__Challenge__
Give back the full listing, character for character, with no pictures.

__Raw data__
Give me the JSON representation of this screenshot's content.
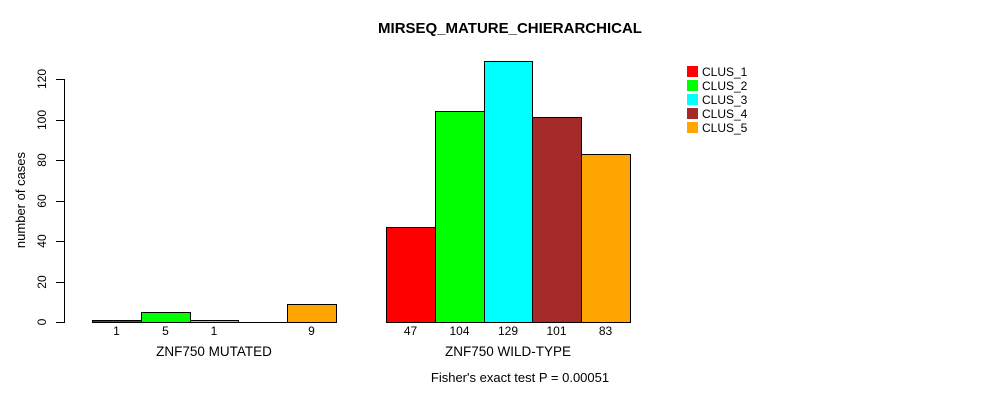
{
  "title": "MIRSEQ_MATURE_CHIERARCHICAL",
  "chart_data": {
    "type": "bar",
    "title": "MIRSEQ_MATURE_CHIERARCHICAL",
    "ylabel": "number of cases",
    "xlabel": "",
    "ylim": [
      0,
      129
    ],
    "y_ticks": [
      0,
      20,
      40,
      60,
      80,
      100,
      120
    ],
    "grid": false,
    "legend_position": "top-right",
    "annotation": "Fisher's exact test P = 0.00051",
    "series": [
      {
        "name": "CLUS_1",
        "color": "#FF0000"
      },
      {
        "name": "CLUS_2",
        "color": "#00FF00"
      },
      {
        "name": "CLUS_3",
        "color": "#00FFFF"
      },
      {
        "name": "CLUS_4",
        "color": "#A52A2A"
      },
      {
        "name": "CLUS_5",
        "color": "#FFA500"
      }
    ],
    "groups": [
      {
        "label": "ZNF750 MUTATED",
        "values": [
          1,
          5,
          1,
          0,
          9
        ],
        "bar_labels": [
          "1",
          "5",
          "1",
          "",
          "9"
        ]
      },
      {
        "label": "ZNF750 WILD-TYPE",
        "values": [
          47,
          104,
          129,
          101,
          83
        ],
        "bar_labels": [
          "47",
          "104",
          "129",
          "101",
          "83"
        ]
      }
    ]
  }
}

__Exercise response__
Give me the JSON representation of this screenshot's content.
{
  "title": "MIRSEQ_MATURE_CHIERARCHICAL",
  "chart_data": {
    "type": "bar",
    "title": "MIRSEQ_MATURE_CHIERARCHICAL",
    "ylabel": "number of cases",
    "xlabel": "",
    "ylim": [
      0,
      129
    ],
    "y_ticks": [
      0,
      20,
      40,
      60,
      80,
      100,
      120
    ],
    "grid": false,
    "legend_position": "top-right",
    "annotation": "Fisher's exact test P = 0.00051",
    "series": [
      {
        "name": "CLUS_1",
        "color": "#FF0000"
      },
      {
        "name": "CLUS_2",
        "color": "#00FF00"
      },
      {
        "name": "CLUS_3",
        "color": "#00FFFF"
      },
      {
        "name": "CLUS_4",
        "color": "#A52A2A"
      },
      {
        "name": "CLUS_5",
        "color": "#FFA500"
      }
    ],
    "groups": [
      {
        "label": "ZNF750 MUTATED",
        "values": [
          1,
          5,
          1,
          0,
          9
        ],
        "bar_labels": [
          "1",
          "5",
          "1",
          "",
          "9"
        ]
      },
      {
        "label": "ZNF750 WILD-TYPE",
        "values": [
          47,
          104,
          129,
          101,
          83
        ],
        "bar_labels": [
          "47",
          "104",
          "129",
          "101",
          "83"
        ]
      }
    ]
  }
}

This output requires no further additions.